** WORK TO COMPLETE **
1. In the forum thread about electrical panel brands, what does Going_Commando dislike about the QO Arc Faults?
2. Please write what follows the last line of the forum thread about electrical panel brands, picking up where it stops.

** PAGE EXCERPT **
---------------
Exclusively light commercial - I use Square D whenever I am installing new stuff. Very few supply houses around here stock Seimens or GE. I have no preference between CH and Square D from a quality standpoint. Price-wise, when I send jobs out to bid they are both equally competitive. I have just known the Square D reps for years and always gotten good service from them.


----------



## Going_Commando (Oct 1, 2011)

Square-D every day of the week, and twice on Sunday, on the rare occasion that I work on Sunday. I am definitely not a fan of the QO Arc Faults though. Take up a redonkulous amount of room.


----------



## captkirk (Nov 21, 2007)

mcclary's electrical said:


> or jesus to ala


 Allah...

Ive been using GE but ive gone back to QO. Breakers are solid, homeowners love the red dot and the high neutral buss makes service upgrades a little easier when the wires are short..


----------



## Stab&Shoot (Aug 23, 2011)

Square D because I like a Tight and Secure fitting breaker. I will fall back on a siemens or CH though. Hate GE products as a whole.


----------



## John Valdes (May 17, 2007)

Who cares about customer service when it comes to panels. How many times do you need help from the manufacturer on a panel? I can say in my entire career, I have never called customer service or technical service on a panel. Ever.
I have called for many other things, but never a panel.


----------



## Magnettica (Jan 23, 2007)
---------------
Items listed in a dataset
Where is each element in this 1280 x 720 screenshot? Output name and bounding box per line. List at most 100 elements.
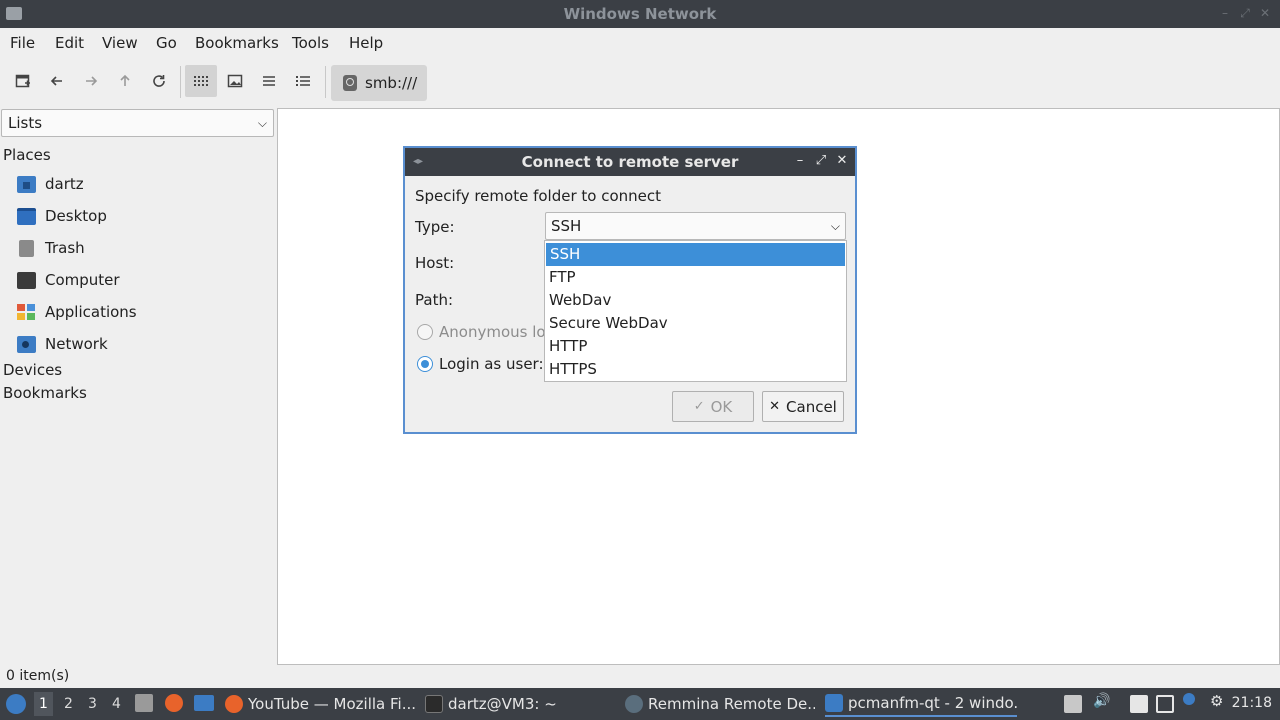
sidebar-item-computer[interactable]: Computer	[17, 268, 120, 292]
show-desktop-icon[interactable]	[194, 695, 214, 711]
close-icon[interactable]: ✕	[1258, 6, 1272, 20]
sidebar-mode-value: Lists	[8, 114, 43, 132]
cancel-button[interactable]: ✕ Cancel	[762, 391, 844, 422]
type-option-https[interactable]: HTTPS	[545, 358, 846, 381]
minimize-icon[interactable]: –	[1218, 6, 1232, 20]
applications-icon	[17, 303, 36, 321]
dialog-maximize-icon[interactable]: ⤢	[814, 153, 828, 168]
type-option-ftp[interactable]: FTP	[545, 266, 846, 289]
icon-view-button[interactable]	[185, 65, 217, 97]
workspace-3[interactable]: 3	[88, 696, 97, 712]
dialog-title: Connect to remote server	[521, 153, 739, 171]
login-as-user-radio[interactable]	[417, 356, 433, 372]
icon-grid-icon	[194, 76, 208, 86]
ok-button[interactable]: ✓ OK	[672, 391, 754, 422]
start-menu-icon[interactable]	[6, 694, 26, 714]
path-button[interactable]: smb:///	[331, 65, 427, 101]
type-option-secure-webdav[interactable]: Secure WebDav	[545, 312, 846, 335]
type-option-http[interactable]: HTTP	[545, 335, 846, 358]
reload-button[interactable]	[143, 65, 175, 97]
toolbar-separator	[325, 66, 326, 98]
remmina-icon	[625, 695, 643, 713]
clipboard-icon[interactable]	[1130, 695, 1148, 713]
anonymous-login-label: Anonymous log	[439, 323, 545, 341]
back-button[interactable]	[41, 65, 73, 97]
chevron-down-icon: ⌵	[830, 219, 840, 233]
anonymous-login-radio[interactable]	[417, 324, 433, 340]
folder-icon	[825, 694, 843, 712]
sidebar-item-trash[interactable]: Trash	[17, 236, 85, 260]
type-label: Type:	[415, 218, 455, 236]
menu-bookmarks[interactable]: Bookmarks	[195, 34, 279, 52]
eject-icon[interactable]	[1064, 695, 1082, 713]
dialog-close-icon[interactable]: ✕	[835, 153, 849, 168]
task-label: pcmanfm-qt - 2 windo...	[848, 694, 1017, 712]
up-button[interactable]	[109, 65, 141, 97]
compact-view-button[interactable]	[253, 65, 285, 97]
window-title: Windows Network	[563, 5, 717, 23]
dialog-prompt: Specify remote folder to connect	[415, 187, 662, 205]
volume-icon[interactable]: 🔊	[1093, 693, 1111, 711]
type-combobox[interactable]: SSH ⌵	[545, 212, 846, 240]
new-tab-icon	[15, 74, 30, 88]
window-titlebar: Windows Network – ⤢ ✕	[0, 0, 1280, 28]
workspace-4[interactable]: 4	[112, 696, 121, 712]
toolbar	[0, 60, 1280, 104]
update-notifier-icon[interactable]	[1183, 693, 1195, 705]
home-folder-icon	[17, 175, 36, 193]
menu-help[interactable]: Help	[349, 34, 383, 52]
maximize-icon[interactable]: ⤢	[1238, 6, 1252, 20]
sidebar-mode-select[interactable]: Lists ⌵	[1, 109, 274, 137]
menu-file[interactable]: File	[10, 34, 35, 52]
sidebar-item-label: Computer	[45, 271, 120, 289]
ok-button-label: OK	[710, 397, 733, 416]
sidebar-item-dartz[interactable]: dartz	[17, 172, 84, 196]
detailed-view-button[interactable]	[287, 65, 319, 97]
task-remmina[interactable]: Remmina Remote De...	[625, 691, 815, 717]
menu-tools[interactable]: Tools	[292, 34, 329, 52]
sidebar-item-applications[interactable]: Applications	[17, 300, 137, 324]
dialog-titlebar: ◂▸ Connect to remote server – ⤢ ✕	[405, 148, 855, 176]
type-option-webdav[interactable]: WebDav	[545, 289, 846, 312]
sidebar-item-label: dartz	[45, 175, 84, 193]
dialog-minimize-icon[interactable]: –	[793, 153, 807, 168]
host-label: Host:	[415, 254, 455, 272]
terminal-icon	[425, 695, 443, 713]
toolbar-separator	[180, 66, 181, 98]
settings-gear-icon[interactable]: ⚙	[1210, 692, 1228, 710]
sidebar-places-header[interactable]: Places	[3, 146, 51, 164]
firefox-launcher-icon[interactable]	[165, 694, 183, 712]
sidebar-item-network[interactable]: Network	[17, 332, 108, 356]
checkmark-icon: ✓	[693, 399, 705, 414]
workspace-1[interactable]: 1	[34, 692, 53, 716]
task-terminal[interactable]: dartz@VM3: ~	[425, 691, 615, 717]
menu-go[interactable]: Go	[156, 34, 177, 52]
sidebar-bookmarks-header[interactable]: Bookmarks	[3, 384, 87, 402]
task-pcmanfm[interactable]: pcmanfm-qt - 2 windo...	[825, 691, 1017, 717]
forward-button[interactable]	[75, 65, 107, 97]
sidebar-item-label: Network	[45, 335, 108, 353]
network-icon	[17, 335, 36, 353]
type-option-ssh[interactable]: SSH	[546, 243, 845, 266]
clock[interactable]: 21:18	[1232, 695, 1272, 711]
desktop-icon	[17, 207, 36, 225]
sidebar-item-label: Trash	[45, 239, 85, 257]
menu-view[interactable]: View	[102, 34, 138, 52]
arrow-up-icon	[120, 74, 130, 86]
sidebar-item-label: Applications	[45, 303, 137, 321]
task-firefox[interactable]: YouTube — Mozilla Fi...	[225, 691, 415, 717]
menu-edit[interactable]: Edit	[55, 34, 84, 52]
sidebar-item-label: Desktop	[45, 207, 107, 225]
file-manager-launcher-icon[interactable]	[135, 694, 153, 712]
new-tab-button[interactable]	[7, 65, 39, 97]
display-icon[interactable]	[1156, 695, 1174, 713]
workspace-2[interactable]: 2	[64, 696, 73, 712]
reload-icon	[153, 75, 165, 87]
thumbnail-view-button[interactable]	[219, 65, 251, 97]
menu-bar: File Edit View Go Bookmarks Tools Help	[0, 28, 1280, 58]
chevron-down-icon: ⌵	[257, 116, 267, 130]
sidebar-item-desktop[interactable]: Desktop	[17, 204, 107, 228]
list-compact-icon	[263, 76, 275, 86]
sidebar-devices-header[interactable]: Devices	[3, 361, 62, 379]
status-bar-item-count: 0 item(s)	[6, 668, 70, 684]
---------------
** ANSWERS **
1. They take up a redonkulous amount of room.

2.
John Valdes said:


> Who cares about customer service when it comes to panels. How many times do you need help from the manufacturer on a panel? I can say in my entire career, I have never called customer service or technical service on a panel. Ever.
> I have called for many other things, but never a panel.


Customer service is the most important thing a small business can offer their customers. The reason for using higher quality material like Square D, or CH, is to limit the amount of call backs for stupid **** like, "this breaker makes noise". And with Square D people know that name and associate it with quality. Using better material tells your customer that you're a good contractor, not an average, or worse, a bad contractor.


----------



## B4T (Feb 10, 2009)

I have always used Murray after Bryant was sold to Westinghouse and so on..

Never has a problem with breakers or buss bar melting on any of my jobs..

Some guys think they are getting a better product because it cost more money.. IMO.. :no:


----------



## Stab&Shoot (Aug 23, 2011)

Magnettica said:


> Customer service is the most important thing a small business can offer their customers. The reason for using higher quality material like Square D, or CH, is to limit the amount of call backs for stupid **** like, "this breaker makes noise". And with Square D people know that name and associate it with quality. Using better material tells your customer that you're a good contractor, not an average, or worse, a bad contractor.


Mag I think he is referring to the customer support level of the panel manufacturers.


----------



## MarkyMark (Jan 31, 2009)

John Valdes said:


> Who cares about customer service when it comes to panels. *How many times do you need help from the manufacturer on a panel?* I can say in my entire career, I have never called customer service or technical service on a panel. Ever.
> I have called for many other things, but never a panel.


Residential panel? - never. Commercial and Industrial panels and equipment? - enough where it is definitely a legitimate consideration.


----------



## Sparky208 (Feb 25, 2011)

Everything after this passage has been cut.